= RECORDS TO USE =
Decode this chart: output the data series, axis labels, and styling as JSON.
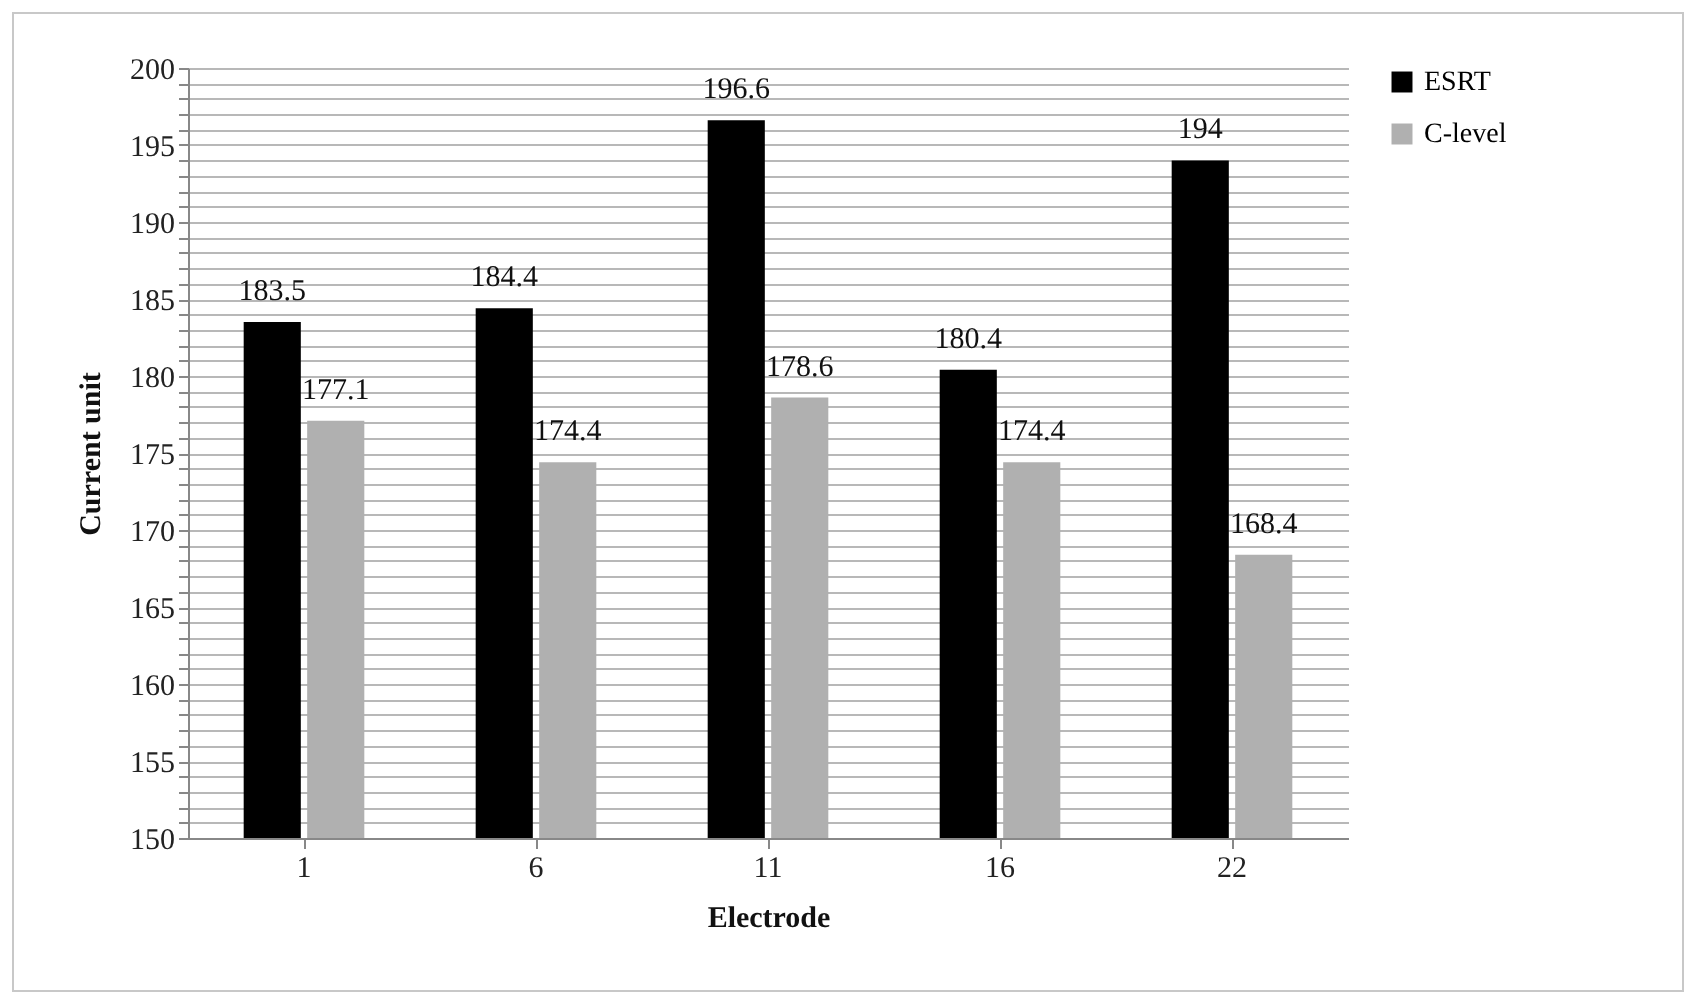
{
  "chart_data": {
    "type": "bar",
    "xlabel": "Electrode",
    "ylabel": "Current  unit",
    "categories": [
      "1",
      "6",
      "11",
      "16",
      "22"
    ],
    "series": [
      {
        "name": "ESRT",
        "color": "#000000",
        "values": [
          183.5,
          184.4,
          196.6,
          180.4,
          194
        ]
      },
      {
        "name": "C-level",
        "color": "#b0b0b0",
        "values": [
          177.1,
          174.4,
          178.6,
          174.4,
          168.4
        ]
      }
    ],
    "ylim": [
      150,
      200
    ],
    "yticks": [
      150,
      {
        "value": 151,
        "label": null
      },
      {
        "value": 152,
        "label": null
      },
      {
        "value": 153,
        "label": null
      },
      {
        "value": 154,
        "label": null
      },
      155,
      {
        "value": 156,
        "label": null
      },
      {
        "value": 157,
        "label": null
      },
      {
        "value": 158,
        "label": null
      },
      {
        "value": 159,
        "label": null
      },
      160,
      {
        "value": 161,
        "label": null
      },
      {
        "value": 162,
        "label": null
      },
      {
        "value": 163,
        "label": null
      },
      {
        "value": 164,
        "label": null
      },
      165,
      {
        "value": 166,
        "label": null
      },
      {
        "value": 167,
        "label": null
      },
      {
        "value": 168,
        "label": null
      },
      {
        "value": 169,
        "label": null
      },
      170,
      {
        "value": 171,
        "label": null
      },
      {
        "value": 172,
        "label": null
      },
      {
        "value": 173,
        "label": null
      },
      {
        "value": 174,
        "label": null
      },
      175,
      {
        "value": 176,
        "label": null
      },
      {
        "value": 177,
        "label": null
      },
      {
        "value": 178,
        "label": null
      },
      {
        "value": 179,
        "label": null
      },
      180,
      {
        "value": 181,
        "label": null
      },
      {
        "value": 182,
        "label": null
      },
      {
        "value": 183,
        "label": null
      },
      {
        "value": 184,
        "label": null
      },
      185,
      {
        "value": 186,
        "label": null
      },
      {
        "value": 187,
        "label": null
      },
      {
        "value": 188,
        "label": null
      },
      {
        "value": 189,
        "label": null
      },
      190,
      {
        "value": 191,
        "label": null
      },
      {
        "value": 192,
        "label": null
      },
      {
        "value": 193,
        "label": null
      },
      {
        "value": 194,
        "label": null
      },
      195,
      {
        "value": 196,
        "label": null
      },
      {
        "value": 197,
        "label": null
      },
      {
        "value": 198,
        "label": null
      },
      {
        "value": 199,
        "label": null
      },
      200
    ],
    "grid": "y",
    "legend": "right",
    "data_labels": true
  }
}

= STATED GOAL =
Copy out each line in the preceding records that contains "series".

= SOLUTION TO THIS EXERCISE =
Decode this chart: output the data series, axis labels, and styling as JSON.
    "series": [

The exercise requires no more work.